» Written request
In the records below, replace every "file-uploader" with "file-owner" and leave everything else as it is.

» Dataset records
<<<<

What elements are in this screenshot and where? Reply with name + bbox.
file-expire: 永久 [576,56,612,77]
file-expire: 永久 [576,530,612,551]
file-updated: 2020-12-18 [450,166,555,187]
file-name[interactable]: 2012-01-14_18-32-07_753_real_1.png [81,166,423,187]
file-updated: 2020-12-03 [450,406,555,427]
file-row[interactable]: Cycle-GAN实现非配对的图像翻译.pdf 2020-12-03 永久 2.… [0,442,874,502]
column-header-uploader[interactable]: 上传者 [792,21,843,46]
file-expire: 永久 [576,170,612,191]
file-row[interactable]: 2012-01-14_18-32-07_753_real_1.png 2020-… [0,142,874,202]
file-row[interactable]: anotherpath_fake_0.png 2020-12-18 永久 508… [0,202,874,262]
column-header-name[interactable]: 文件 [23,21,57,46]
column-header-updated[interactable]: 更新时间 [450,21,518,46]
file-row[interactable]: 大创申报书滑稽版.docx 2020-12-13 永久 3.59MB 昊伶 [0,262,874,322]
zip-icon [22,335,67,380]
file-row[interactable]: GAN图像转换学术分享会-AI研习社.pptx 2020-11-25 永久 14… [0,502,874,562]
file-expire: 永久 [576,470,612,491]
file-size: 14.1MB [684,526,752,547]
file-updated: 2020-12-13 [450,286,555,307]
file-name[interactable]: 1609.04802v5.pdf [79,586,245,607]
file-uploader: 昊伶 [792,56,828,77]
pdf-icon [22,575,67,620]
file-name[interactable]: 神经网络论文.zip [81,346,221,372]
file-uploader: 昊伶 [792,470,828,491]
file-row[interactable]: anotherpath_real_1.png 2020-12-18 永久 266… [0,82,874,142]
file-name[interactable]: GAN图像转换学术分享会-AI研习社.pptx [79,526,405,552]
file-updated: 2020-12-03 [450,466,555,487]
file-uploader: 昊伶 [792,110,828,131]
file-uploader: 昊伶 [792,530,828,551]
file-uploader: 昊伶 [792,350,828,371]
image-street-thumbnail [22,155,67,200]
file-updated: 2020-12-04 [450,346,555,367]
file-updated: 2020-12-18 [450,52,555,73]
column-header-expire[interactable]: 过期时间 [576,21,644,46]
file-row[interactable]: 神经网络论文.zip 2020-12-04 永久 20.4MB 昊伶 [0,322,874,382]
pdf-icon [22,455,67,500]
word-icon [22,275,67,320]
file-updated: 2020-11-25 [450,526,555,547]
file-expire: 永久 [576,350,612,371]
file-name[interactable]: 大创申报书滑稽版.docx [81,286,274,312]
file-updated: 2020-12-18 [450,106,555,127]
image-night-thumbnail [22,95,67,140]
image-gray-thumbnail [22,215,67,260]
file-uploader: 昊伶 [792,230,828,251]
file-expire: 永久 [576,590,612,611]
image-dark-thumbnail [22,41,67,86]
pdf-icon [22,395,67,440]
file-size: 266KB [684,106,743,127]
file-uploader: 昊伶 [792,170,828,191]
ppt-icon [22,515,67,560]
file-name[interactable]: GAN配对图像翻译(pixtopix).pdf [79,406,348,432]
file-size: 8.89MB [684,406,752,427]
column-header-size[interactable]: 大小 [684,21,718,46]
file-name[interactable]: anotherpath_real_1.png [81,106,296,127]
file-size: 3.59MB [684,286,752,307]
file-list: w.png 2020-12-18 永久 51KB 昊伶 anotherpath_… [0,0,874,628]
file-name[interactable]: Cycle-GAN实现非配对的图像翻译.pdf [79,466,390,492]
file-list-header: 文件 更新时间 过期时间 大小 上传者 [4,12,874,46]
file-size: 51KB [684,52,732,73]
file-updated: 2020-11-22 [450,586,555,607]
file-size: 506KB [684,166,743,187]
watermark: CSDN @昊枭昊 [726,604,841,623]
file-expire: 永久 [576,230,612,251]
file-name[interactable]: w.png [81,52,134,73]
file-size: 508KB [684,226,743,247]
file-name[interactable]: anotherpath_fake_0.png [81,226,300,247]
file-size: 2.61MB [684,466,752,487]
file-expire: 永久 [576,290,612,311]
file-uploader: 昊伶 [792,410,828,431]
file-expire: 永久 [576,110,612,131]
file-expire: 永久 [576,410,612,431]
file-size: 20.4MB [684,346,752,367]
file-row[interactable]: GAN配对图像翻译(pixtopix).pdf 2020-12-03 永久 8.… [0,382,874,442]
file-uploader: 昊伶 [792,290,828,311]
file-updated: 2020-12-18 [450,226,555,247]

>>>>

» Written answer
What elements are in this screenshot and where? Reply with name + bbox.
file-expire: 永久 [576,56,612,77]
file-expire: 永久 [576,530,612,551]
file-updated: 2020-12-18 [450,166,555,187]
file-name[interactable]: 2012-01-14_18-32-07_753_real_1.png [81,166,423,187]
file-updated: 2020-12-03 [450,406,555,427]
file-row[interactable]: Cycle-GAN实现非配对的图像翻译.pdf 2020-12-03 永久 2.… [0,442,874,502]
column-header-uploader[interactable]: 上传者 [792,21,843,46]
file-expire: 永久 [576,170,612,191]
file-row[interactable]: 2012-01-14_18-32-07_753_real_1.png 2020-… [0,142,874,202]
file-row[interactable]: anotherpath_fake_0.png 2020-12-18 永久 508… [0,202,874,262]
column-header-name[interactable]: 文件 [23,21,57,46]
column-header-updated[interactable]: 更新时间 [450,21,518,46]
file-row[interactable]: 大创申报书滑稽版.docx 2020-12-13 永久 3.59MB 昊伶 [0,262,874,322]
zip-icon [22,335,67,380]
file-row[interactable]: GAN图像转换学术分享会-AI研习社.pptx 2020-11-25 永久 14… [0,502,874,562]
file-expire: 永久 [576,470,612,491]
file-size: 14.1MB [684,526,752,547]
file-updated: 2020-12-13 [450,286,555,307]
file-name[interactable]: 1609.04802v5.pdf [79,586,245,607]
file-owner: 昊伶 [792,56,828,77]
pdf-icon [22,575,67,620]
file-name[interactable]: 神经网络论文.zip [81,346,221,372]
file-owner: 昊伶 [792,470,828,491]
file-row[interactable]: anotherpath_real_1.png 2020-12-18 永久 266… [0,82,874,142]
file-name[interactable]: GAN图像转换学术分享会-AI研习社.pptx [79,526,405,552]
file-updated: 2020-12-03 [450,466,555,487]
file-owner: 昊伶 [792,110,828,131]
file-owner: 昊伶 [792,530,828,551]
file-owner: 昊伶 [792,350,828,371]
image-street-thumbnail [22,155,67,200]
file-updated: 2020-12-04 [450,346,555,367]
file-updated: 2020-12-18 [450,52,555,73]
column-header-expire[interactable]: 过期时间 [576,21,644,46]
file-row[interactable]: 神经网络论文.zip 2020-12-04 永久 20.4MB 昊伶 [0,322,874,382]
pdf-icon [22,455,67,500]
word-icon [22,275,67,320]
file-updated: 2020-11-25 [450,526,555,547]
file-expire: 永久 [576,350,612,371]
file-name[interactable]: 大创申报书滑稽版.docx [81,286,274,312]
file-updated: 2020-12-18 [450,106,555,127]
image-night-thumbnail [22,95,67,140]
image-gray-thumbnail [22,215,67,260]
file-owner: 昊伶 [792,230,828,251]
file-expire: 永久 [576,590,612,611]
image-dark-thumbnail [22,41,67,86]
pdf-icon [22,395,67,440]
file-size: 266KB [684,106,743,127]
file-owner: 昊伶 [792,170,828,191]
ppt-icon [22,515,67,560]
file-name[interactable]: GAN配对图像翻译(pixtopix).pdf [79,406,348,432]
file-size: 8.89MB [684,406,752,427]
column-header-size[interactable]: 大小 [684,21,718,46]
file-name[interactable]: anotherpath_real_1.png [81,106,296,127]
file-size: 3.59MB [684,286,752,307]
file-list: w.png 2020-12-18 永久 51KB 昊伶 anotherpath_… [0,0,874,628]
file-name[interactable]: Cycle-GAN实现非配对的图像翻译.pdf [79,466,390,492]
file-list-header: 文件 更新时间 过期时间 大小 上传者 [4,12,874,46]
file-size: 51KB [684,52,732,73]
file-updated: 2020-11-22 [450,586,555,607]
file-size: 506KB [684,166,743,187]
watermark: CSDN @昊枭昊 [726,604,841,623]
file-expire: 永久 [576,230,612,251]
file-name[interactable]: w.png [81,52,134,73]
file-size: 508KB [684,226,743,247]
file-name[interactable]: anotherpath_fake_0.png [81,226,300,247]
file-size: 2.61MB [684,466,752,487]
file-expire: 永久 [576,290,612,311]
file-owner: 昊伶 [792,410,828,431]
file-expire: 永久 [576,110,612,131]
file-expire: 永久 [576,410,612,431]
file-size: 20.4MB [684,346,752,367]
file-row[interactable]: GAN配对图像翻译(pixtopix).pdf 2020-12-03 永久 8.… [0,382,874,442]
file-owner: 昊伶 [792,290,828,311]
file-updated: 2020-12-18 [450,226,555,247]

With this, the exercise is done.